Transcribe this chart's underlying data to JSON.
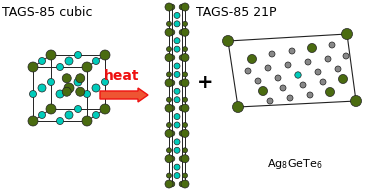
{
  "bg_color": "#ffffff",
  "title_left": "TAGS-85 cubic",
  "title_right": "TAGS-85 21P",
  "arrow_label": "heat",
  "arrow_color": "#ee1111",
  "arrow_fill": "#ee5533",
  "dark_green": "#4a6b10",
  "cyan": "#00ccbb",
  "gray": "#888888",
  "edge_color": "#222222",
  "font_size_title": 9,
  "font_size_label": 8,
  "font_size_arrow": 10,
  "fig_w": 3.78,
  "fig_h": 1.89,
  "dpi": 100
}
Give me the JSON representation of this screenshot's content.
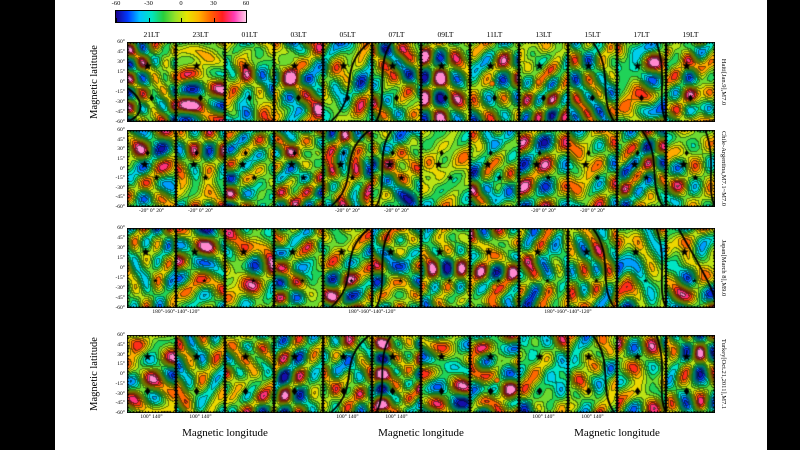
{
  "figure": {
    "colorbar": {
      "tick_labels": [
        "-60",
        "-30",
        "0",
        "30",
        "60"
      ]
    },
    "column_headers": [
      "21LT",
      "23LT",
      "01LT",
      "03LT",
      "05LT",
      "07LT",
      "09LT",
      "11LT",
      "13LT",
      "15LT",
      "17LT",
      "19LT"
    ],
    "y_axis_title": "Magnetic latitude",
    "x_axis_title": "Magnetic longitude",
    "y_tick_labels": [
      "60°",
      "45°",
      "30°",
      "15°",
      "0°",
      "-15°",
      "-30°",
      "-45°",
      "-60°"
    ],
    "rows": [
      {
        "label": "Haiti[Jan.9],M7.0",
        "xlabels": []
      },
      {
        "label": "Chile-Argentina,M7.1~M7.0",
        "xlabels": [
          {
            "text": "-20° 0° 20°",
            "col": 0,
            "span": 1
          },
          {
            "text": "-20° 0° 20°",
            "col": 1,
            "span": 1
          },
          {
            "text": "-20° 0° 20°",
            "col": 4,
            "span": 1
          },
          {
            "text": "-20° 0° 20°",
            "col": 5,
            "span": 1
          },
          {
            "text": "-20° 0° 20°",
            "col": 8,
            "span": 1
          },
          {
            "text": "-20° 0° 20°",
            "col": 9,
            "span": 1
          }
        ]
      },
      {
        "label": "Japan[March 8],M9.0",
        "xlabels": [
          {
            "text": "180°-160°-140°-120°",
            "col": 0,
            "span": 2
          },
          {
            "text": "180°-160°-140°-120°",
            "col": 4,
            "span": 2
          },
          {
            "text": "180°-160°-140°-120°",
            "col": 8,
            "span": 2
          }
        ]
      },
      {
        "label": "Turkey[Oct.21,2011],M7.1",
        "xlabels": [
          {
            "text": "100° 140°",
            "col": 0,
            "span": 1
          },
          {
            "text": "100° 140°",
            "col": 1,
            "span": 1
          },
          {
            "text": "100° 140°",
            "col": 4,
            "span": 1
          },
          {
            "text": "100° 140°",
            "col": 5,
            "span": 1
          },
          {
            "text": "100° 140°",
            "col": 8,
            "span": 1
          },
          {
            "text": "100° 140°",
            "col": 9,
            "span": 1
          }
        ]
      }
    ],
    "markers": [
      [
        {
          "g": "star",
          "x": 0.42,
          "y": 0.3,
          "s": 4.5
        },
        {
          "g": "diamond",
          "x": 0.5,
          "y": 0.7,
          "s": 3.5
        }
      ],
      [
        {
          "g": "diamond",
          "x": 0.42,
          "y": 0.3,
          "s": 3.0
        },
        {
          "g": "star",
          "x": 0.36,
          "y": 0.45,
          "s": 4.5
        },
        {
          "g": "star",
          "x": 0.6,
          "y": 0.62,
          "s": 3.5
        }
      ],
      [
        {
          "g": "star",
          "x": 0.38,
          "y": 0.3,
          "s": 4.5
        },
        {
          "g": "star",
          "x": 0.58,
          "y": 0.66,
          "s": 2.5
        }
      ],
      [
        {
          "g": "star",
          "x": 0.42,
          "y": 0.28,
          "s": 4.5
        },
        {
          "g": "diamond",
          "x": 0.42,
          "y": 0.72,
          "s": 4.0
        }
      ]
    ],
    "extra_markers": [
      {
        "r": 0,
        "c": 7,
        "x": 0.45,
        "y": 0.52
      },
      {
        "r": 0,
        "c": 8,
        "x": 0.4,
        "y": 0.5
      },
      {
        "r": 2,
        "c": 7,
        "x": 0.5,
        "y": 0.74
      },
      {
        "r": 3,
        "c": 7,
        "x": 0.55,
        "y": 0.58
      }
    ],
    "curves": [
      {
        "r": 0,
        "c": 0,
        "p": "bl"
      },
      {
        "r": 0,
        "c": 4,
        "p": "s1"
      },
      {
        "r": 0,
        "c": 5,
        "p": "s2"
      },
      {
        "r": 0,
        "c": 9,
        "p": "r1"
      },
      {
        "r": 0,
        "c": 10,
        "p": "r2"
      },
      {
        "r": 1,
        "c": 4,
        "p": "s1"
      },
      {
        "r": 1,
        "c": 5,
        "p": "s2"
      },
      {
        "r": 1,
        "c": 10,
        "p": "r1"
      },
      {
        "r": 1,
        "c": 11,
        "p": "r2"
      },
      {
        "r": 2,
        "c": 4,
        "p": "s1"
      },
      {
        "r": 2,
        "c": 5,
        "p": "s2"
      },
      {
        "r": 2,
        "c": 9,
        "p": "r1"
      },
      {
        "r": 2,
        "c": 10,
        "p": "r2"
      },
      {
        "r": 2,
        "c": 11,
        "p": "r3"
      },
      {
        "r": 3,
        "c": 4,
        "p": "s1"
      },
      {
        "r": 3,
        "c": 5,
        "p": "s2"
      },
      {
        "r": 3,
        "c": 9,
        "p": "r1"
      },
      {
        "r": 3,
        "c": 10,
        "p": "r2"
      }
    ]
  },
  "chart_data": {
    "type": "heatmap",
    "description": "4x12 grid of filled contour maps (magnetic latitude vs magnetic longitude), one row per earthquake event, one column per local time; black stars/diamonds mark epicenters; thick black curves cross some panels",
    "colorbar": {
      "min": -60,
      "max": 60,
      "tick_values": [
        -60,
        -30,
        0,
        30,
        60
      ],
      "colors": [
        "#1a0090",
        "#003cff",
        "#00c3ff",
        "#00e6c3",
        "#28cd3c",
        "#96e128",
        "#e6e600",
        "#ffb400",
        "#ff6400",
        "#ff1e1e",
        "#ff3cb4",
        "#ffcde9"
      ]
    },
    "columns_local_time": [
      "21LT",
      "23LT",
      "01LT",
      "03LT",
      "05LT",
      "07LT",
      "09LT",
      "11LT",
      "13LT",
      "15LT",
      "17LT",
      "19LT"
    ],
    "rows_events": [
      "Haiti[Jan.9],M7.0",
      "Chile-Argentina,M7.1~M7.0",
      "Japan[March 8],M9.0",
      "Turkey[Oct.21,2011],M7.1"
    ],
    "xlabel": "Magnetic longitude",
    "ylabel": "Magnetic latitude",
    "y_ticks": [
      "60°",
      "45°",
      "30°",
      "15°",
      "0°",
      "-15°",
      "-30°",
      "-45°",
      "-60°"
    ],
    "x_ticks_by_row": {
      "Chile-Argentina,M7.1~M7.0": [
        "-20°",
        "0°",
        "20°"
      ],
      "Japan[March 8],M9.0": [
        "180°",
        "-160°",
        "-140°",
        "-120°"
      ],
      "Turkey[Oct.21,2011],M7.1": [
        "100°",
        "140°"
      ]
    }
  }
}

----

State the number of lines above that hold the string "Turkey", with nothing added.

• **EXERCISE ANSWER**
3